DATA SECTION
##########

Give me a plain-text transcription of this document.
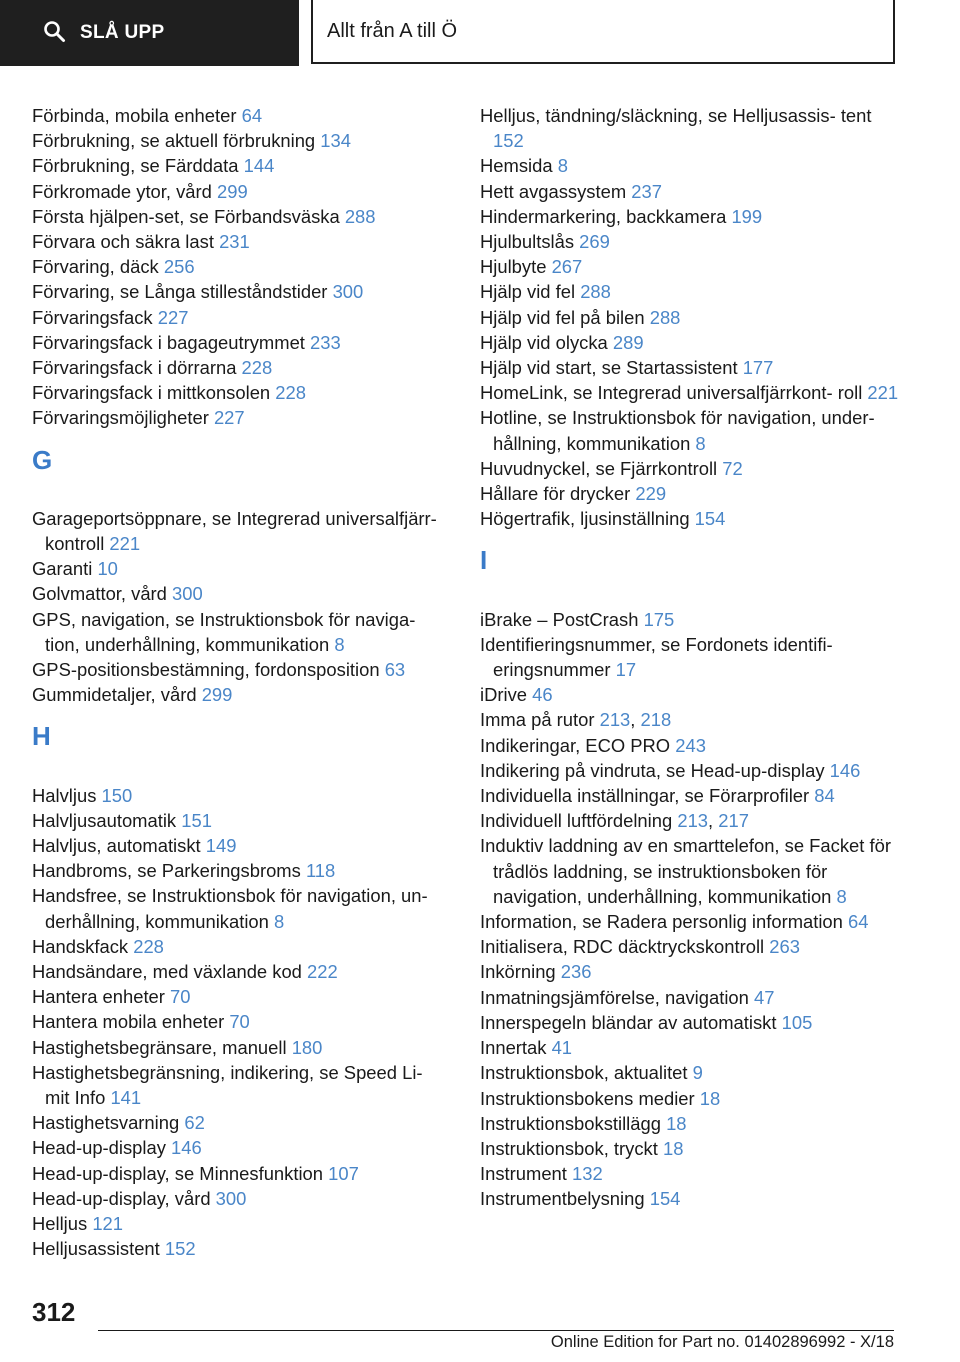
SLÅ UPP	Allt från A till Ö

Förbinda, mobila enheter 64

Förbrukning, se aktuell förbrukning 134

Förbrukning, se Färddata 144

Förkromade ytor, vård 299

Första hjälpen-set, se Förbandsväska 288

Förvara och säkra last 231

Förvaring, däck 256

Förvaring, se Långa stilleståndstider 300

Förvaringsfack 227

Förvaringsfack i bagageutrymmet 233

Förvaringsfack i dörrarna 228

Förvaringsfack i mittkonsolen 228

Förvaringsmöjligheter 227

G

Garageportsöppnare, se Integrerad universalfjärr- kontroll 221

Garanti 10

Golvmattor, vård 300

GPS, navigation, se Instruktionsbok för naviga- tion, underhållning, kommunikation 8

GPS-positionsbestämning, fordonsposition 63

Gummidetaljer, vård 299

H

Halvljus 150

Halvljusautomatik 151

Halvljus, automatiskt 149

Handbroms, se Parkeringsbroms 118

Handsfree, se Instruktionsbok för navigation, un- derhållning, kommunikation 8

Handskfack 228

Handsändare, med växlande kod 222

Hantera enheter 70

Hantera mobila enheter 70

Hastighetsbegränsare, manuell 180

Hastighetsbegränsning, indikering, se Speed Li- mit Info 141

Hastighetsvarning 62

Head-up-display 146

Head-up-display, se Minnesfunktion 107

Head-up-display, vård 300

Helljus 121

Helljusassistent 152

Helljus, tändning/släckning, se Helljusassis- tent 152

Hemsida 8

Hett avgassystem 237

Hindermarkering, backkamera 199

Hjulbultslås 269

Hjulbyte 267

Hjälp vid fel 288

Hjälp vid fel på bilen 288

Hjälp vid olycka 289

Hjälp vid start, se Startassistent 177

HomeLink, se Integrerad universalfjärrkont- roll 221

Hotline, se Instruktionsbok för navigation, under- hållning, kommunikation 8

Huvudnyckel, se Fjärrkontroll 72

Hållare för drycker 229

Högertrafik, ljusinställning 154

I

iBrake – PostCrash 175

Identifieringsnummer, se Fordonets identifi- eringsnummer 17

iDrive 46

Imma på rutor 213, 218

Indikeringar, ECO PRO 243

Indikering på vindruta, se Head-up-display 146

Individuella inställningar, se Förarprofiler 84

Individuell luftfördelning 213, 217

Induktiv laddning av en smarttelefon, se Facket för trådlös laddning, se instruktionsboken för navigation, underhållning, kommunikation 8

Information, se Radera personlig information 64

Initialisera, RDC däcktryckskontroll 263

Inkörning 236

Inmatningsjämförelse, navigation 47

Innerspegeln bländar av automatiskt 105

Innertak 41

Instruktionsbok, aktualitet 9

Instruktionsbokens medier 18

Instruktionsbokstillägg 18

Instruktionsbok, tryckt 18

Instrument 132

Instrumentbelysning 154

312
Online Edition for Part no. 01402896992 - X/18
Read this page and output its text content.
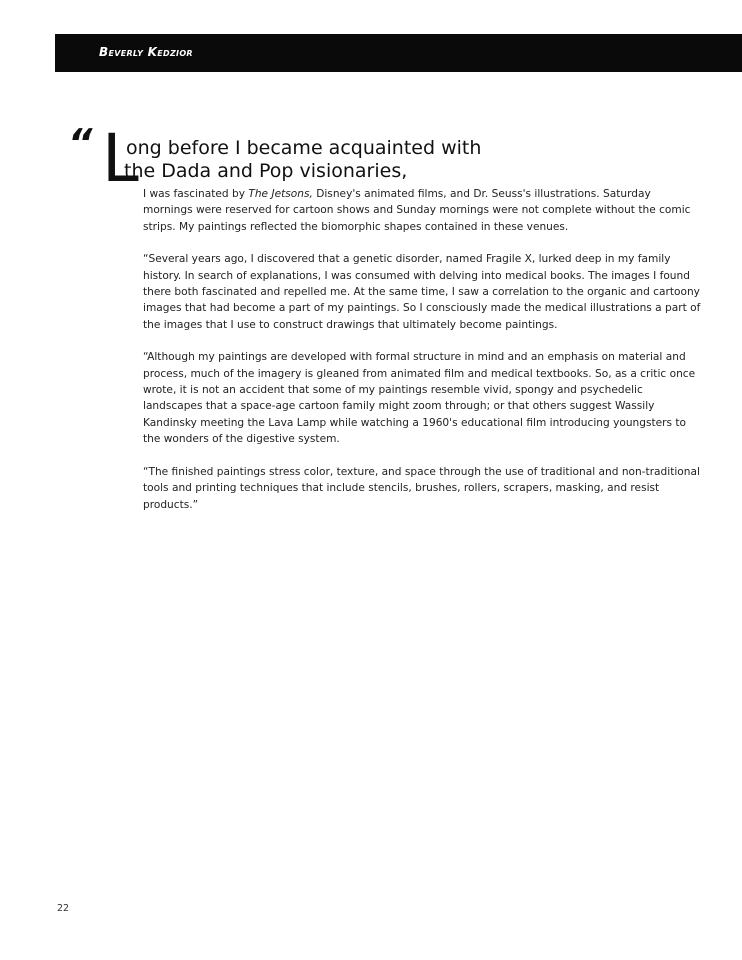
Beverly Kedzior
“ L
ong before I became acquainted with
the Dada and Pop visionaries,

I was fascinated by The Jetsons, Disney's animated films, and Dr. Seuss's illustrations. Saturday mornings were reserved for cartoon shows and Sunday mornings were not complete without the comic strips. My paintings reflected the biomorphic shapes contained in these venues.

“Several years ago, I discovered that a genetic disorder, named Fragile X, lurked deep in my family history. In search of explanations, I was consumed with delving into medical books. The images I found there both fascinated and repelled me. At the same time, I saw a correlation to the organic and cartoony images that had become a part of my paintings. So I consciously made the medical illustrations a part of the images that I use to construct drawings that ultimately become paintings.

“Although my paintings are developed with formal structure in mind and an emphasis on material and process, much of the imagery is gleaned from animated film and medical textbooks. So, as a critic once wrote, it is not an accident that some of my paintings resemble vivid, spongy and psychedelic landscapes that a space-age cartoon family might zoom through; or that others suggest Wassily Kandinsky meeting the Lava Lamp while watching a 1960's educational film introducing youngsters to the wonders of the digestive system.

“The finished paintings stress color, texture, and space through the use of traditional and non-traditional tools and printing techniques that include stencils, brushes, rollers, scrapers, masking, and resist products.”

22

##########

EXERCISE AIM
For the listing above, identify each line bearing "that".

EXERCISE ANSWER
“Several years ago, I discovered that a genetic disorder, named Fragile X, lurked deep in my family history. In search of explanations, I was consumed with delving into medical books. The images I found there both fascinated and repelled me. At the same time, I saw a correlation to the organic and cartoony images that had become a part of my paintings. So I consciously made the medical illustrations a part of the images that I use to construct drawings that ultimately become paintings.
“Although my paintings are developed with formal structure in mind and an emphasis on material and process, much of the imagery is gleaned from animated film and medical textbooks. So, as a critic once wrote, it is not an accident that some of my paintings resemble vivid, spongy and psychedelic landscapes that a space-age cartoon family might zoom through; or that others suggest Wassily Kandinsky meeting the Lava Lamp while watching a 1960's educational film introducing youngsters to the wonders of the digestive system.
“The finished paintings stress color, texture, and space through the use of traditional and non-traditional tools and printing techniques that include stencils, brushes, rollers, scrapers, masking, and resist products.”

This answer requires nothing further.